Only lines holding the string "arthritis" are wanted; copy each one from the material.
── Given data
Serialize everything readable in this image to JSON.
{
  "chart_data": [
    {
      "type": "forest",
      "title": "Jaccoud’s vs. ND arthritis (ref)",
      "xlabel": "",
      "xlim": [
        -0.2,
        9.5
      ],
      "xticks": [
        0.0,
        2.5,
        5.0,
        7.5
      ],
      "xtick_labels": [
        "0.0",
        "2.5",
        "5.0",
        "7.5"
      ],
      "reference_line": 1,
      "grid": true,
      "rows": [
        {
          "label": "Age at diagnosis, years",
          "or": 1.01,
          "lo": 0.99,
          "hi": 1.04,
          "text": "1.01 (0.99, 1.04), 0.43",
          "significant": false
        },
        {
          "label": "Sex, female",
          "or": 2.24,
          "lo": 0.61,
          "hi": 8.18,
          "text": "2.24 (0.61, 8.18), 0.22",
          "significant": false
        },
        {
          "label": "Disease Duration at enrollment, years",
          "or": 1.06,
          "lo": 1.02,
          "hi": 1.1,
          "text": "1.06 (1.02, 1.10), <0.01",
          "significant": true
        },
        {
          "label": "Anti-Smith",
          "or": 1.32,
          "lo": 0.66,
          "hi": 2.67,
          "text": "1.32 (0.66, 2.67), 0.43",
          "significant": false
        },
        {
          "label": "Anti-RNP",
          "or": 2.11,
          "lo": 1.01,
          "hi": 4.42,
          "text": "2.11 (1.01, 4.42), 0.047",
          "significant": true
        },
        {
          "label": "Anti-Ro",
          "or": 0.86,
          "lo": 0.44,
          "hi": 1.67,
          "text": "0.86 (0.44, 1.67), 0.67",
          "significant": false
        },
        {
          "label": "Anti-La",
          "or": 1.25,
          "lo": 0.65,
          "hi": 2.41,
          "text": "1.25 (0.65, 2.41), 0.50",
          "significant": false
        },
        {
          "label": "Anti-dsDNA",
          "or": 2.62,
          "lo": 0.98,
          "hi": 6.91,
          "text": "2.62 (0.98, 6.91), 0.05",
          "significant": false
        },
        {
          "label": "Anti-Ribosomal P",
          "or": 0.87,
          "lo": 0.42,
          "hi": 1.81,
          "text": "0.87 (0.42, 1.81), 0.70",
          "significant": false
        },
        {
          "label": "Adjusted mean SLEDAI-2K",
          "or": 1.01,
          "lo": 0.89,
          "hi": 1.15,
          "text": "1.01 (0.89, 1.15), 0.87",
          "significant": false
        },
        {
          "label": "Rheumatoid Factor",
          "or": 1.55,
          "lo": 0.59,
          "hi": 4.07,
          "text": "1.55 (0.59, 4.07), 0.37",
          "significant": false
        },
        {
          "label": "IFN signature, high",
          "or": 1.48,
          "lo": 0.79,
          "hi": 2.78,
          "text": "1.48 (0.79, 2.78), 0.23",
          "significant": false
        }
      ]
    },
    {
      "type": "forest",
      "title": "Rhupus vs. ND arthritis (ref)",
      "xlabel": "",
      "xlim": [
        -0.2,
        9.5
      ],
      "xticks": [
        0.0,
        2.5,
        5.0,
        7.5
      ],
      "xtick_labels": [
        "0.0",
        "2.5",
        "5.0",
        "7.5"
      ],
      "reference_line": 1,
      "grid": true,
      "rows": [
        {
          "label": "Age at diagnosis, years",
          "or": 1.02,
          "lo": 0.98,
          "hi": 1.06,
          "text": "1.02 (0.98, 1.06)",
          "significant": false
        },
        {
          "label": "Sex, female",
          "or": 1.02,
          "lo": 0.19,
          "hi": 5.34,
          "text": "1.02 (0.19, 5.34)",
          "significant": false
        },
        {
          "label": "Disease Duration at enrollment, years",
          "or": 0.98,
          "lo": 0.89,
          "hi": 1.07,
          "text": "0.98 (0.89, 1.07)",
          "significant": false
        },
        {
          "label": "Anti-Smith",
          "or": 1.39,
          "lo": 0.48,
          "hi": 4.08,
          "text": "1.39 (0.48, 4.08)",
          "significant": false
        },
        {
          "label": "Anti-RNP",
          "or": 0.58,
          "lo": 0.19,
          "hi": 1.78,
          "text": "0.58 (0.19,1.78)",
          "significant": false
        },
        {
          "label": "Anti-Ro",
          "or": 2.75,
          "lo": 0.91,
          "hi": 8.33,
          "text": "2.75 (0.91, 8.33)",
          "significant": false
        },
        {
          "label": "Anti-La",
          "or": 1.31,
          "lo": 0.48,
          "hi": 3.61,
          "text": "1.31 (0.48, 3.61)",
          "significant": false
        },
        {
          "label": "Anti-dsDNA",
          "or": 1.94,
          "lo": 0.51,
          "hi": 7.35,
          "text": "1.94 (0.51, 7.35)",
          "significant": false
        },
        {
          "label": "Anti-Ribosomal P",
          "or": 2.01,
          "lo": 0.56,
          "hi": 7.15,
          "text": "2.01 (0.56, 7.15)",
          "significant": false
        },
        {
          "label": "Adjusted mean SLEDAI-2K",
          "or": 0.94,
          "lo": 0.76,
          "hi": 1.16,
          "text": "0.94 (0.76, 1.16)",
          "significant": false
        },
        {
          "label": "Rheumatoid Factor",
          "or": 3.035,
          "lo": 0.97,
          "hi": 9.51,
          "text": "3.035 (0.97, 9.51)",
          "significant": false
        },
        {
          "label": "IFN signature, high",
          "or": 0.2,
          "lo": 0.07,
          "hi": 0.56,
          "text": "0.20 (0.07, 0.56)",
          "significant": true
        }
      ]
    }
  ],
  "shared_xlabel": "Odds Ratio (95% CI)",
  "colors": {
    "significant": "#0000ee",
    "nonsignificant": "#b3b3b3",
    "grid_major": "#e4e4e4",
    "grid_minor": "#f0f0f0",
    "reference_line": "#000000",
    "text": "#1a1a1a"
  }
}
────
**Worked answer:**
      "title": "Jaccoud’s vs. ND arthritis (ref)",
      "title": "Rhupus vs. ND arthritis (ref)",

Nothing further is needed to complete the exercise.